(Extracted data entries)
────
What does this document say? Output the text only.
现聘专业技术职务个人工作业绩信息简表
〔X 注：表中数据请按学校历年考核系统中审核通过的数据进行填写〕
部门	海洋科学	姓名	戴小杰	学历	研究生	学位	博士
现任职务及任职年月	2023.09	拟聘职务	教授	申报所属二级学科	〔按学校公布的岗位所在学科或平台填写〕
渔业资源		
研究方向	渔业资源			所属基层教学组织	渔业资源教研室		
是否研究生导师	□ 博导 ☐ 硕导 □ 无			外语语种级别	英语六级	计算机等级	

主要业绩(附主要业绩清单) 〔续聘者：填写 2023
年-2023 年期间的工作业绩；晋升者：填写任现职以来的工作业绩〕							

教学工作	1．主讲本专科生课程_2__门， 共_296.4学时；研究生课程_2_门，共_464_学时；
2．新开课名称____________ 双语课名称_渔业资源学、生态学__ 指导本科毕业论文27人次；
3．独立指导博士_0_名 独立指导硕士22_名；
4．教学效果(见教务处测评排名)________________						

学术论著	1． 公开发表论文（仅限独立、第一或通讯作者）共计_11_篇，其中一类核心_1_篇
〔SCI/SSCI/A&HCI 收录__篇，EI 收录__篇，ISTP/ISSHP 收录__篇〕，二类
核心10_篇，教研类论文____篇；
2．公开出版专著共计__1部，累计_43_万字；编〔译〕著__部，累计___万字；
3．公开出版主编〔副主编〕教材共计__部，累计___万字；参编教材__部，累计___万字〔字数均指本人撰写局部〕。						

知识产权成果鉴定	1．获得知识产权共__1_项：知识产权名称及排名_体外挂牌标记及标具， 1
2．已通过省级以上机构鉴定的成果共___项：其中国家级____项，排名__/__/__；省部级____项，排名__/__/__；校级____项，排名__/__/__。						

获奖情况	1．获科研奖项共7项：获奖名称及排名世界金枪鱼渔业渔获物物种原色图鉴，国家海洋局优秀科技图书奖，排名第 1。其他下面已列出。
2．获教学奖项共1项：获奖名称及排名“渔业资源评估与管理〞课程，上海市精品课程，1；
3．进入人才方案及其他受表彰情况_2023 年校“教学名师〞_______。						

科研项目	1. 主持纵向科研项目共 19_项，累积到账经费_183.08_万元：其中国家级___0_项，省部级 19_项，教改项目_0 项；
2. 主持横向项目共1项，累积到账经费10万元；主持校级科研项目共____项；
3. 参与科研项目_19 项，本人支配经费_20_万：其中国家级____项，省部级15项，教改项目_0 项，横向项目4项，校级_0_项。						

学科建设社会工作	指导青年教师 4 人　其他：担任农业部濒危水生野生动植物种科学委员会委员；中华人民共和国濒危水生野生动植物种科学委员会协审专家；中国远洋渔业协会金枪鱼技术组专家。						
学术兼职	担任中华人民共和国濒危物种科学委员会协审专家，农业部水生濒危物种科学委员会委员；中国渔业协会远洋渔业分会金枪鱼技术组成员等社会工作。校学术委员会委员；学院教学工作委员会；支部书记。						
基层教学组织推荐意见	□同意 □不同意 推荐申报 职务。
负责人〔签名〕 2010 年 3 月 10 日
────
**Stated exercise**
Using the data above, return each line exactly as written.

**The answer**
What does this document say? Output the text only.
现聘专业技术职务个人工作业绩信息简表
〔X 注：表中数据请按学校历年考核系统中审核通过的数据进行填写〕
部门	海洋科学	姓名	戴小杰	学历	研究生	学位	博士
现任职务及任职年月	2023.09	拟聘职务	教授	申报所属二级学科	〔按学校公布的岗位所在学科或平台填写〕
渔业资源		
研究方向	渔业资源			所属基层教学组织	渔业资源教研室		
是否研究生导师	□ 博导 ☐ 硕导 □ 无			外语语种级别	英语六级	计算机等级	

主要业绩(附主要业绩清单) 〔续聘者：填写 2023
年-2023 年期间的工作业绩；晋升者：填写任现职以来的工作业绩〕							

教学工作	1．主讲本专科生课程_2__门， 共_296.4学时；研究生课程_2_门，共_464_学时；
2．新开课名称____________ 双语课名称_渔业资源学、生态学__ 指导本科毕业论文27人次；
3．独立指导博士_0_名 独立指导硕士22_名；
4．教学效果(见教务处测评排名)________________						

学术论著	1． 公开发表论文（仅限独立、第一或通讯作者）共计_11_篇，其中一类核心_1_篇
〔SCI/SSCI/A&HCI 收录__篇，EI 收录__篇，ISTP/ISSHP 收录__篇〕，二类
核心10_篇，教研类论文____篇；
2．公开出版专著共计__1部，累计_43_万字；编〔译〕著__部，累计___万字；
3．公开出版主编〔副主编〕教材共计__部，累计___万字；参编教材__部，累计___万字〔字数均指本人撰写局部〕。						

知识产权成果鉴定	1．获得知识产权共__1_项：知识产权名称及排名_体外挂牌标记及标具， 1
2．已通过省级以上机构鉴定的成果共___项：其中国家级____项，排名__/__/__；省部级____项，排名__/__/__；校级____项，排名__/__/__。						

获奖情况	1．获科研奖项共7项：获奖名称及排名世界金枪鱼渔业渔获物物种原色图鉴，国家海洋局优秀科技图书奖，排名第 1。其他下面已列出。
2．获教学奖项共1项：获奖名称及排名“渔业资源评估与管理〞课程，上海市精品课程，1；
3．进入人才方案及其他受表彰情况_2023 年校“教学名师〞_______。						

科研项目	1. 主持纵向科研项目共 19_项，累积到账经费_183.08_万元：其中国家级___0_项，省部级 19_项，教改项目_0 项；
2. 主持横向项目共1项，累积到账经费10万元；主持校级科研项目共____项；
3. 参与科研项目_19 项，本人支配经费_20_万：其中国家级____项，省部级15项，教改项目_0 项，横向项目4项，校级_0_项。						

学科建设社会工作	指导青年教师 4 人　其他：担任农业部濒危水生野生动植物种科学委员会委员；中华人民共和国濒危水生野生动植物种科学委员会协审专家；中国远洋渔业协会金枪鱼技术组专家。						
学术兼职	担任中华人民共和国濒危物种科学委员会协审专家，农业部水生濒危物种科学委员会委员；中国渔业协会远洋渔业分会金枪鱼技术组成员等社会工作。校学术委员会委员；学院教学工作委员会；支部书记。						
基层教学组织推荐意见	□同意 □不同意 推荐申报 职务。
负责人〔签名〕 2010 年 3 月 10 日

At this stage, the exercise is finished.